> [GIVEN INSTRUCTION] Drop all images and give the records again exactly.
***** SOURCE MATERIAL
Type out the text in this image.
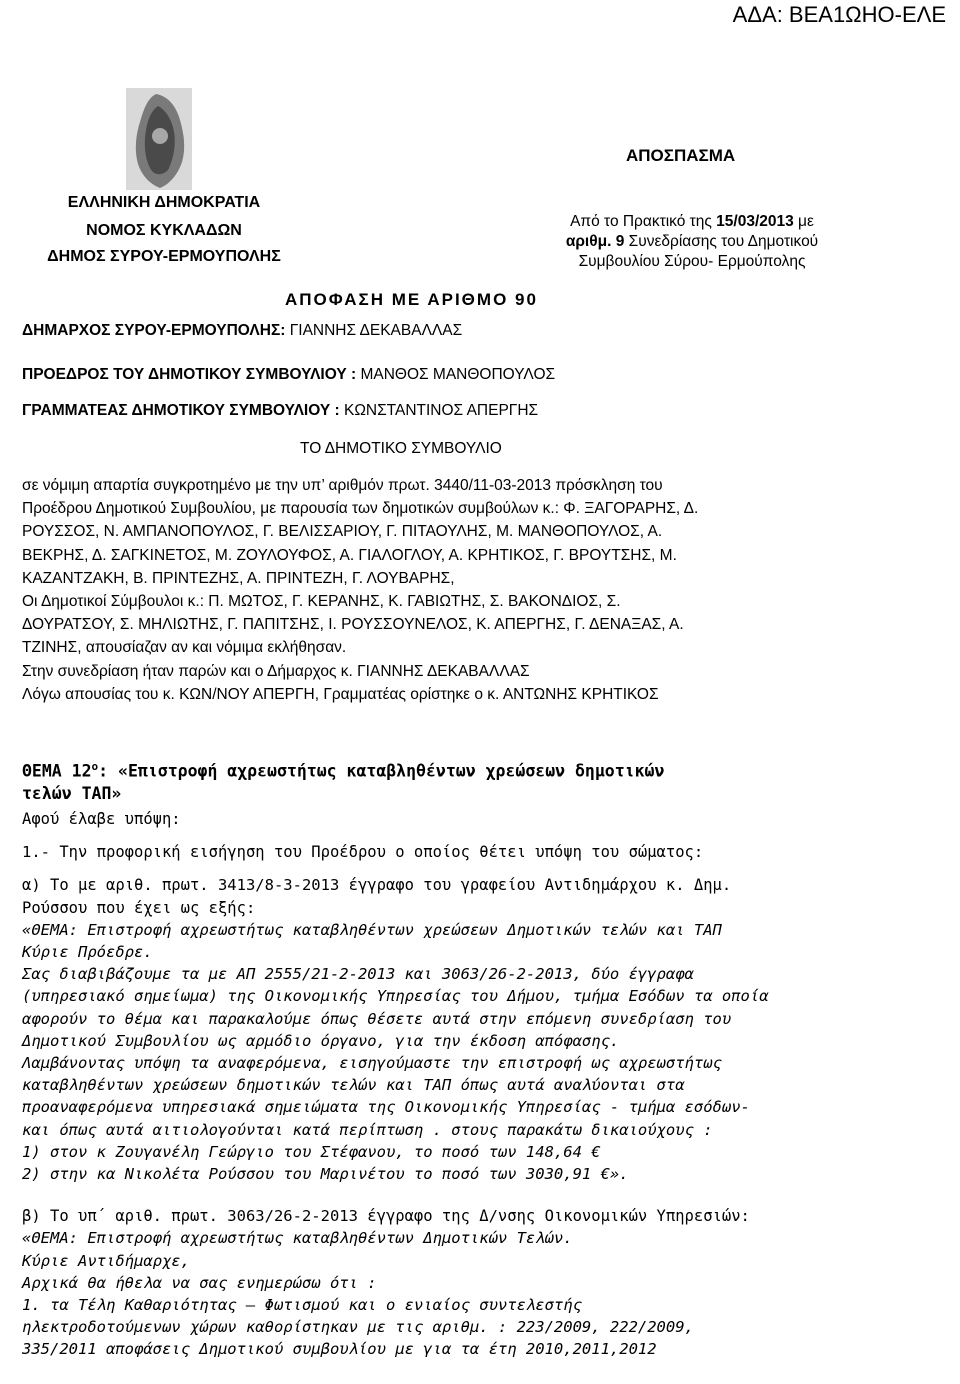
ΑΔΑ: ΒΕΑ1ΩΗΟ-ΕΛΕ
ΑΠΟΣΠΑΣΜΑ
ΕΛΛΗΝΙΚΗ ΔΗΜΟΚΡΑΤΙΑ
ΝΟΜΟΣ ΚΥΚΛΑΔΩΝ
ΔΗΜΟΣ ΣΥΡΟΥ-ΕΡΜΟΥΠΟΛΗΣ
Από το Πρακτικό της 15/03/2013 με
αριθμ. 9 Συνεδρίασης του Δημοτικού
Συμβουλίου Σύρου- Ερμούπολης
ΑΠΟΦΑΣΗ ΜΕ ΑΡΙΘΜΟ 90
ΔΗΜΑΡΧΟΣ ΣΥΡΟΥ-ΕΡΜΟΥΠΟΛΗΣ: ΓΙΑΝΝΗΣ ΔΕΚΑΒΑΛΛΑΣ
ΠΡΟΕΔΡΟΣ ΤΟΥ ΔΗΜΟΤΙΚΟΥ ΣΥΜΒΟΥΛΙΟΥ : ΜΑΝΘΟΣ ΜΑΝΘΟΠΟΥΛΟΣ
ΓΡΑΜΜΑΤΕΑΣ ΔΗΜΟΤΙΚΟΥ ΣΥΜΒΟΥΛΙΟΥ : ΚΩΝΣΤΑΝΤΙΝΟΣ ΑΠΕΡΓΗΣ
ΤΟ ΔΗΜΟΤΙΚΟ ΣΥΜΒΟΥΛΙΟ

σε νόμιμη απαρτία συγκροτημένο με την υπ’ αριθμόν πρωτ. 3440/11-03-2013 πρόσκληση του

Προέδρου Δημοτικού Συμβουλίου, με παρουσία των δημοτικών συμβούλων κ.: Φ. ΞΑΓΟΡΑΡΗΣ, Δ.

ΡΟΥΣΣΟΣ, Ν. ΑΜΠΑΝΟΠΟΥΛΟΣ, Γ. ΒΕΛΙΣΣΑΡΙΟΥ, Γ. ΠΙΤΑΟΥΛΗΣ, Μ. ΜΑΝΘΟΠΟΥΛΟΣ, Α.

ΒΕΚΡΗΣ, Δ. ΣΑΓΚΙΝΕΤΟΣ, Μ. ΖΟΥΛΟΥΦΟΣ, Α. ΓΙΑΛΟΓΛΟΥ, Α. ΚΡΗΤΙΚΟΣ, Γ. ΒΡΟΥΤΣΗΣ, Μ.

ΚΑΖΑΝΤΖΑΚΗ, Β. ΠΡΙΝΤΕΖΗΣ, Α. ΠΡΙΝΤΕΖΗ, Γ. ΛΟΥΒΑΡΗΣ,

Οι Δημοτικοί Σύμβουλοι κ.: Π. ΜΩΤΟΣ, Γ. ΚΕΡΑΝΗΣ, Κ. ΓΑΒΙΩΤΗΣ, Σ. ΒΑΚΟΝΔΙΟΣ, Σ.

ΔΟΥΡΑΤΣΟΥ, Σ. ΜΗΛΙΩΤΗΣ, Γ. ΠΑΠΙΤΣΗΣ, Ι. ΡΟΥΣΣΟΥΝΕΛΟΣ, Κ. ΑΠΕΡΓΗΣ, Γ. ΔΕΝΑΞΑΣ, Α.

ΤΖΙΝΗΣ, απουσίαζαν αν και νόμιμα εκλήθησαν.

Στην συνεδρίαση ήταν παρών και ο Δήμαρχος κ. ΓΙΑΝΝΗΣ ΔΕΚΑΒΑΛΛΑΣ

Λόγω απουσίας του κ. ΚΩΝ/ΝΟΥ ΑΠΕΡΓΗ, Γραμματέας ορίστηκε ο κ. ΑΝΤΩΝΗΣ ΚΡΗΤΙΚΟΣ

ΘΕΜΑ $12^o$: «Επιστροφή αχρεωστήτως καταβληθέντων χρεώσεων δημοτικών

τελών ΤΑΠ»

Αφού έλαβε υπόψη:

1.- Την προφορική εισήγηση του Προέδρου ο οποίος θέτει υπόψη του σώματος:

α) Το με αριθ. πρωτ. 3413/8-3-2013 έγγραφο του γραφείου Αντιδημάρχου κ. Δημ.

Ρούσσου που έχει ως εξής:

«ΘΕΜΑ: Επιστροφή αχρεωστήτως καταβληθέντων χρεώσεων Δημοτικών τελών και ΤΑΠ

Κύριε Πρόεδρε.

Σας διαβιβάζουμε τα με ΑΠ 2555/21-2-2013 και 3063/26-2-2013, δύο έγγραφα

(υπηρεσιακό σημείωμα) της Οικονομικής Υπηρεσίας του Δήμου, τμήμα Εσόδων τα οποία

αφορούν το θέμα και παρακαλούμε όπως θέσετε αυτά στην επόμενη συνεδρίαση του

Δημοτικού Συμβουλίου ως αρμόδιο όργανο, για την έκδοση απόφασης.

Λαμβάνοντας υπόψη τα αναφερόμενα, εισηγούμαστε την επιστροφή ως αχρεωστήτως

καταβληθέντων χρεώσεων δημοτικών τελών και ΤΑΠ όπως αυτά αναλύονται στα

προαναφερόμενα υπηρεσιακά σημειώματα της Οικονομικής Υπηρεσίας - τμήμα εσόδων-

και όπως αυτά αιτιολογούνται κατά περίπτωση . στους παρακάτω δικαιούχους :

1) στον κ Ζουγανέλη Γεώργιο του Στέφανου, το ποσό των 148,64 €

2) στην κα Νικολέτα Ρούσσου του Μαρινέτου το ποσό των 3030,91 €».

β) Το υπ΄ αριθ. πρωτ. 3063/26-2-2013 έγγραφο της Δ/νσης Οικονομικών Υπηρεσιών:

«ΘΕΜΑ: Επιστροφή αχρεωστήτως καταβληθέντων Δημοτικών Τελών.

Κύριε Αντιδήμαρχε,

Αρχικά θα ήθελα να σας ενημερώσω ότι :

1. τα Τέλη Καθαριότητας – Φωτισμού και ο ενιαίος συντελεστής

ηλεκτροδοτούμενων χώρων καθορίστηκαν με τις αριθμ. : 223/2009, 222/2009,

335/2011 αποφάσεις Δημοτικού συμβουλίου με για τα έτη 2010,2011,2012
**********
> [EXERCISE OUTPUT]
Type out the text in this image.
ΑΔΑ: ΒΕΑ1ΩΗΟ-ΕΛΕ
ΑΠΟΣΠΑΣΜΑ
ΕΛΛΗΝΙΚΗ ΔΗΜΟΚΡΑΤΙΑ
ΝΟΜΟΣ ΚΥΚΛΑΔΩΝ
ΔΗΜΟΣ ΣΥΡΟΥ-ΕΡΜΟΥΠΟΛΗΣ
Από το Πρακτικό της 15/03/2013 με
αριθμ. 9 Συνεδρίασης του Δημοτικού
Συμβουλίου Σύρου- Ερμούπολης
ΑΠΟΦΑΣΗ ΜΕ ΑΡΙΘΜΟ 90
ΔΗΜΑΡΧΟΣ ΣΥΡΟΥ-ΕΡΜΟΥΠΟΛΗΣ: ΓΙΑΝΝΗΣ ΔΕΚΑΒΑΛΛΑΣ
ΠΡΟΕΔΡΟΣ ΤΟΥ ΔΗΜΟΤΙΚΟΥ ΣΥΜΒΟΥΛΙΟΥ : ΜΑΝΘΟΣ ΜΑΝΘΟΠΟΥΛΟΣ
ΓΡΑΜΜΑΤΕΑΣ ΔΗΜΟΤΙΚΟΥ ΣΥΜΒΟΥΛΙΟΥ : ΚΩΝΣΤΑΝΤΙΝΟΣ ΑΠΕΡΓΗΣ
ΤΟ ΔΗΜΟΤΙΚΟ ΣΥΜΒΟΥΛΙΟ

σε νόμιμη απαρτία συγκροτημένο με την υπ’ αριθμόν πρωτ. 3440/11-03-2013 πρόσκληση του

Προέδρου Δημοτικού Συμβουλίου, με παρουσία των δημοτικών συμβούλων κ.: Φ. ΞΑΓΟΡΑΡΗΣ, Δ.

ΡΟΥΣΣΟΣ, Ν. ΑΜΠΑΝΟΠΟΥΛΟΣ, Γ. ΒΕΛΙΣΣΑΡΙΟΥ, Γ. ΠΙΤΑΟΥΛΗΣ, Μ. ΜΑΝΘΟΠΟΥΛΟΣ, Α.

ΒΕΚΡΗΣ, Δ. ΣΑΓΚΙΝΕΤΟΣ, Μ. ΖΟΥΛΟΥΦΟΣ, Α. ΓΙΑΛΟΓΛΟΥ, Α. ΚΡΗΤΙΚΟΣ, Γ. ΒΡΟΥΤΣΗΣ, Μ.

ΚΑΖΑΝΤΖΑΚΗ, Β. ΠΡΙΝΤΕΖΗΣ, Α. ΠΡΙΝΤΕΖΗ, Γ. ΛΟΥΒΑΡΗΣ,

Οι Δημοτικοί Σύμβουλοι κ.: Π. ΜΩΤΟΣ, Γ. ΚΕΡΑΝΗΣ, Κ. ΓΑΒΙΩΤΗΣ, Σ. ΒΑΚΟΝΔΙΟΣ, Σ.

ΔΟΥΡΑΤΣΟΥ, Σ. ΜΗΛΙΩΤΗΣ, Γ. ΠΑΠΙΤΣΗΣ, Ι. ΡΟΥΣΣΟΥΝΕΛΟΣ, Κ. ΑΠΕΡΓΗΣ, Γ. ΔΕΝΑΞΑΣ, Α.

ΤΖΙΝΗΣ, απουσίαζαν αν και νόμιμα εκλήθησαν.

Στην συνεδρίαση ήταν παρών και ο Δήμαρχος κ. ΓΙΑΝΝΗΣ ΔΕΚΑΒΑΛΛΑΣ

Λόγω απουσίας του κ. ΚΩΝ/ΝΟΥ ΑΠΕΡΓΗ, Γραμματέας ορίστηκε ο κ. ΑΝΤΩΝΗΣ ΚΡΗΤΙΚΟΣ

ΘΕΜΑ $12^o$: «Επιστροφή αχρεωστήτως καταβληθέντων χρεώσεων δημοτικών

τελών ΤΑΠ»

Αφού έλαβε υπόψη:

1.- Την προφορική εισήγηση του Προέδρου ο οποίος θέτει υπόψη του σώματος:

α) Το με αριθ. πρωτ. 3413/8-3-2013 έγγραφο του γραφείου Αντιδημάρχου κ. Δημ.

Ρούσσου που έχει ως εξής:

«ΘΕΜΑ: Επιστροφή αχρεωστήτως καταβληθέντων χρεώσεων Δημοτικών τελών και ΤΑΠ

Κύριε Πρόεδρε.

Σας διαβιβάζουμε τα με ΑΠ 2555/21-2-2013 και 3063/26-2-2013, δύο έγγραφα

(υπηρεσιακό σημείωμα) της Οικονομικής Υπηρεσίας του Δήμου, τμήμα Εσόδων τα οποία

αφορούν το θέμα και παρακαλούμε όπως θέσετε αυτά στην επόμενη συνεδρίαση του

Δημοτικού Συμβουλίου ως αρμόδιο όργανο, για την έκδοση απόφασης.

Λαμβάνοντας υπόψη τα αναφερόμενα, εισηγούμαστε την επιστροφή ως αχρεωστήτως

καταβληθέντων χρεώσεων δημοτικών τελών και ΤΑΠ όπως αυτά αναλύονται στα

προαναφερόμενα υπηρεσιακά σημειώματα της Οικονομικής Υπηρεσίας - τμήμα εσόδων-

και όπως αυτά αιτιολογούνται κατά περίπτωση . στους παρακάτω δικαιούχους :

1) στον κ Ζουγανέλη Γεώργιο του Στέφανου, το ποσό των 148,64 €

2) στην κα Νικολέτα Ρούσσου του Μαρινέτου το ποσό των 3030,91 €».

β) Το υπ΄ αριθ. πρωτ. 3063/26-2-2013 έγγραφο της Δ/νσης Οικονομικών Υπηρεσιών:

«ΘΕΜΑ: Επιστροφή αχρεωστήτως καταβληθέντων Δημοτικών Τελών.

Κύριε Αντιδήμαρχε,

Αρχικά θα ήθελα να σας ενημερώσω ότι :

1. τα Τέλη Καθαριότητας – Φωτισμού και ο ενιαίος συντελεστής

ηλεκτροδοτούμενων χώρων καθορίστηκαν με τις αριθμ. : 223/2009, 222/2009,

335/2011 αποφάσεις Δημοτικού συμβουλίου με για τα έτη 2010,2011,2012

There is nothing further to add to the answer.